• What the exercise asks: Present the data once more in exactly its original form.

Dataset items
[start]

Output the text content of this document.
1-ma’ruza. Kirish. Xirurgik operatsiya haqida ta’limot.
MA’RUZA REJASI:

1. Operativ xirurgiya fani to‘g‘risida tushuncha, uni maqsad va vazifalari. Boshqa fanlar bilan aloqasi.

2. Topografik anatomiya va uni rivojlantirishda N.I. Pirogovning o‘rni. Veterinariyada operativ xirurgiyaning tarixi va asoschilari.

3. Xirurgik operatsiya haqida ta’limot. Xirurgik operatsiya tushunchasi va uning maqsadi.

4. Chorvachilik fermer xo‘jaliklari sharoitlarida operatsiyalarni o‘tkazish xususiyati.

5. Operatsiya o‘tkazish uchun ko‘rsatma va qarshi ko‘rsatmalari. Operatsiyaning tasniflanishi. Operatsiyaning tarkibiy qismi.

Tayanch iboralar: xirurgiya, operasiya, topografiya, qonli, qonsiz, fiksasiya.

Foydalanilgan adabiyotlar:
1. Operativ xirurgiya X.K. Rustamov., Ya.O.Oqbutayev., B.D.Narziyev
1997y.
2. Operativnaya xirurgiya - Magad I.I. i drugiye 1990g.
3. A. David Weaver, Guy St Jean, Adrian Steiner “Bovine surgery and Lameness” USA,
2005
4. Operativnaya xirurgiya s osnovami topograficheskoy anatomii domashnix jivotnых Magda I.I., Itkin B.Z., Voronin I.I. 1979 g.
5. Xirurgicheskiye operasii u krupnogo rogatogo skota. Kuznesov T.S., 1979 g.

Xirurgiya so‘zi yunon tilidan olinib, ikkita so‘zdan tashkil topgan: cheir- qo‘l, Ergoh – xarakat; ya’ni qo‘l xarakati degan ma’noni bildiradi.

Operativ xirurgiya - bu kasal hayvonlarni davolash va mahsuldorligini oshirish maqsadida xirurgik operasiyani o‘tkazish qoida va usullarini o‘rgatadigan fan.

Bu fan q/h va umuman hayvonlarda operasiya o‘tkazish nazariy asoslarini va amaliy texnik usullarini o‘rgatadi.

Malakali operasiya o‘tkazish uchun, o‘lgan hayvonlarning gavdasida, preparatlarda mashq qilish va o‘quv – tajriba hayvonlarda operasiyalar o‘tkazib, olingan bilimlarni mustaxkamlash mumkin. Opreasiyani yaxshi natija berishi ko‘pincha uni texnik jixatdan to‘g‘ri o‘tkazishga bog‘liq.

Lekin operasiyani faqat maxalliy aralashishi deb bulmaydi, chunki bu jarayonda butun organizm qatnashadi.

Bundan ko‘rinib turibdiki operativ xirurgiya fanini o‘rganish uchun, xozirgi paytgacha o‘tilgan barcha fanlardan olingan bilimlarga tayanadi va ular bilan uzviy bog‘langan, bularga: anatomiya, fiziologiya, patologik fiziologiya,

[end]

• Result of the exercise:
Output the text content of this document.
1-ma’ruza. Kirish. Xirurgik operatsiya haqida ta’limot.
MA’RUZA REJASI:

1. Operativ xirurgiya fani to‘g‘risida tushuncha, uni maqsad va vazifalari. Boshqa fanlar bilan aloqasi.

2. Topografik anatomiya va uni rivojlantirishda N.I. Pirogovning o‘rni. Veterinariyada operativ xirurgiyaning tarixi va asoschilari.

3. Xirurgik operatsiya haqida ta’limot. Xirurgik operatsiya tushunchasi va uning maqsadi.

4. Chorvachilik fermer xo‘jaliklari sharoitlarida operatsiyalarni o‘tkazish xususiyati.

5. Operatsiya o‘tkazish uchun ko‘rsatma va qarshi ko‘rsatmalari. Operatsiyaning tasniflanishi. Operatsiyaning tarkibiy qismi.

Tayanch iboralar: xirurgiya, operasiya, topografiya, qonli, qonsiz, fiksasiya.

Foydalanilgan adabiyotlar:
1. Operativ xirurgiya X.K. Rustamov., Ya.O.Oqbutayev., B.D.Narziyev
1997y.
2. Operativnaya xirurgiya - Magad I.I. i drugiye 1990g.
3. A. David Weaver, Guy St Jean, Adrian Steiner “Bovine surgery and Lameness” USA,
2005
4. Operativnaya xirurgiya s osnovami topograficheskoy anatomii domashnix jivotnых Magda I.I., Itkin B.Z., Voronin I.I. 1979 g.
5. Xirurgicheskiye operasii u krupnogo rogatogo skota. Kuznesov T.S., 1979 g.

Xirurgiya so‘zi yunon tilidan olinib, ikkita so‘zdan tashkil topgan: cheir- qo‘l, Ergoh – xarakat; ya’ni qo‘l xarakati degan ma’noni bildiradi.

Operativ xirurgiya - bu kasal hayvonlarni davolash va mahsuldorligini oshirish maqsadida xirurgik operasiyani o‘tkazish qoida va usullarini o‘rgatadigan fan.

Bu fan q/h va umuman hayvonlarda operasiya o‘tkazish nazariy asoslarini va amaliy texnik usullarini o‘rgatadi.

Malakali operasiya o‘tkazish uchun, o‘lgan hayvonlarning gavdasida, preparatlarda mashq qilish va o‘quv – tajriba hayvonlarda operasiyalar o‘tkazib, olingan bilimlarni mustaxkamlash mumkin. Opreasiyani yaxshi natija berishi ko‘pincha uni texnik jixatdan to‘g‘ri o‘tkazishga bog‘liq.

Lekin operasiyani faqat maxalliy aralashishi deb bulmaydi, chunki bu jarayonda butun organizm qatnashadi.

Bundan ko‘rinib turibdiki operativ xirurgiya fanini o‘rganish uchun, xozirgi paytgacha o‘tilgan barcha fanlardan olingan bilimlarga tayanadi va ular bilan uzviy bog‘langan, bularga: anatomiya, fiziologiya, patologik fiziologiya,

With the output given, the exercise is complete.